§ WHAT IS BEING ASKED
Copy out the lines of the items word for word, from the line containing "List each element" through the line containing "part-5-temp-sensor — [283, 321, 349, 363]", including both of those lines. Leave the pictures out of your copy.

§ MATERIAL PROVIDED

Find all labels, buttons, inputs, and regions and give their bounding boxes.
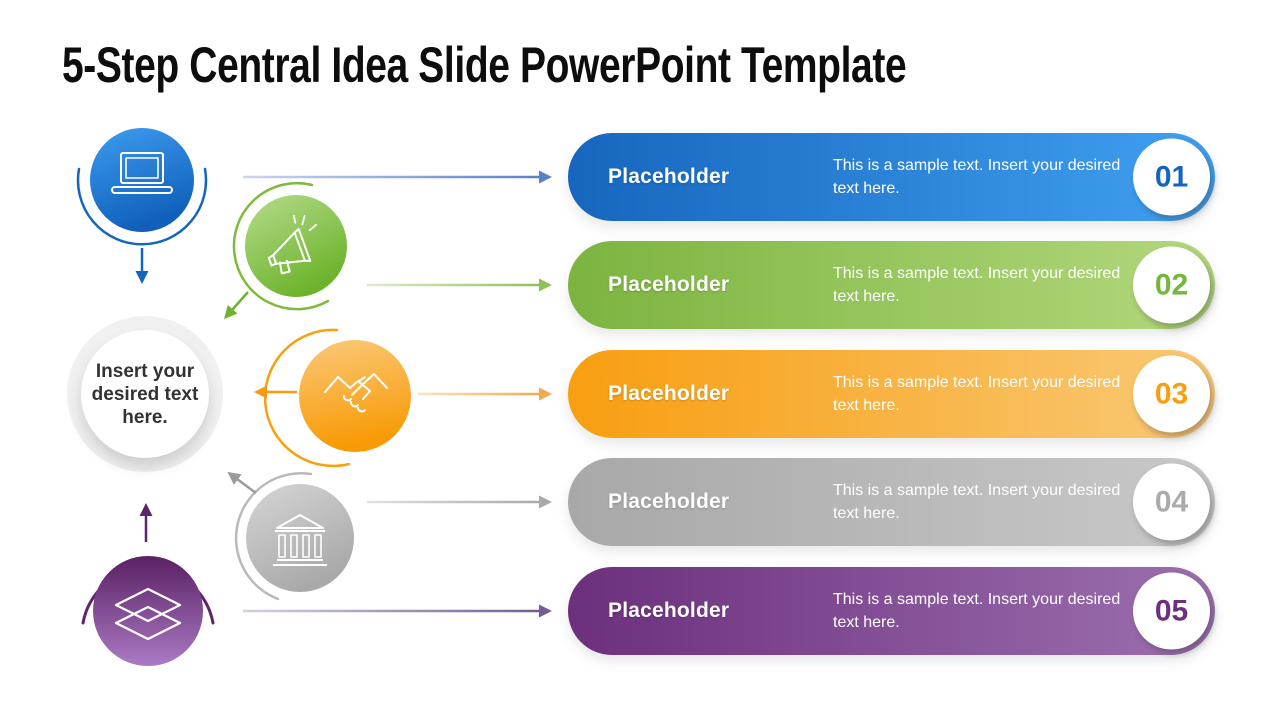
---
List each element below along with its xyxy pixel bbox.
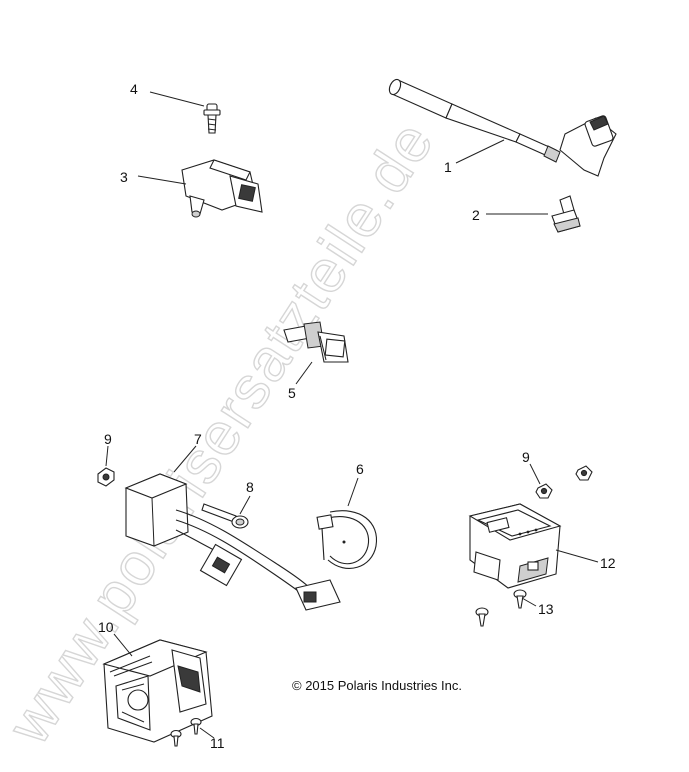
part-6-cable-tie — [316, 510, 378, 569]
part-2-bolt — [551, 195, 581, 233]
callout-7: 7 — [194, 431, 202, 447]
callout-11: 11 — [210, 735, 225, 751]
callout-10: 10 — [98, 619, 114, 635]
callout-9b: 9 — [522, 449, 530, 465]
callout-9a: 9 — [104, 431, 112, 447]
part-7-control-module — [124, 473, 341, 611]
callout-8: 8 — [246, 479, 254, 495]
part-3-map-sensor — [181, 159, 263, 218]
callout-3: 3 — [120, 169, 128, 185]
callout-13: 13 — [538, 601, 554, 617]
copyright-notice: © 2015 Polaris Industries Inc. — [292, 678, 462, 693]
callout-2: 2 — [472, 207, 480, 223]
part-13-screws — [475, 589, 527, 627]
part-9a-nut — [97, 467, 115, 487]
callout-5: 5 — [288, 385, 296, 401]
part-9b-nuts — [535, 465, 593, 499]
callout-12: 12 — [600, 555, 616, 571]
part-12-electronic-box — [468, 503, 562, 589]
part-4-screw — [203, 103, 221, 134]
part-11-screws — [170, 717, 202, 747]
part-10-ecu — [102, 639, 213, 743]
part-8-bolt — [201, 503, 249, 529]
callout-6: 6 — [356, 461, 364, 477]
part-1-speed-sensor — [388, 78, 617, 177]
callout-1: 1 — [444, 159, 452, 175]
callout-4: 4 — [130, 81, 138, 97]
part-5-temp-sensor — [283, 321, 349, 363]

§ RESPONSE TO THE TASK
List each element below along with its xyxy pixel bbox.
part-6-cable-tie — [316, 510, 378, 569]
part-2-bolt — [551, 195, 581, 233]
callout-7: 7 — [194, 431, 202, 447]
callout-11: 11 — [210, 735, 225, 751]
callout-10: 10 — [98, 619, 114, 635]
callout-9b: 9 — [522, 449, 530, 465]
callout-9a: 9 — [104, 431, 112, 447]
part-7-control-module — [124, 473, 341, 611]
callout-8: 8 — [246, 479, 254, 495]
part-3-map-sensor — [181, 159, 263, 218]
callout-3: 3 — [120, 169, 128, 185]
callout-13: 13 — [538, 601, 554, 617]
copyright-notice: © 2015 Polaris Industries Inc. — [292, 678, 462, 693]
callout-2: 2 — [472, 207, 480, 223]
part-13-screws — [475, 589, 527, 627]
part-9a-nut — [97, 467, 115, 487]
callout-5: 5 — [288, 385, 296, 401]
part-9b-nuts — [535, 465, 593, 499]
callout-12: 12 — [600, 555, 616, 571]
part-12-electronic-box — [468, 503, 562, 589]
part-4-screw — [203, 103, 221, 134]
part-11-screws — [170, 717, 202, 747]
part-10-ecu — [102, 639, 213, 743]
part-8-bolt — [201, 503, 249, 529]
callout-6: 6 — [356, 461, 364, 477]
part-1-speed-sensor — [388, 78, 617, 177]
callout-1: 1 — [444, 159, 452, 175]
callout-4: 4 — [130, 81, 138, 97]
part-5-temp-sensor — [283, 321, 349, 363]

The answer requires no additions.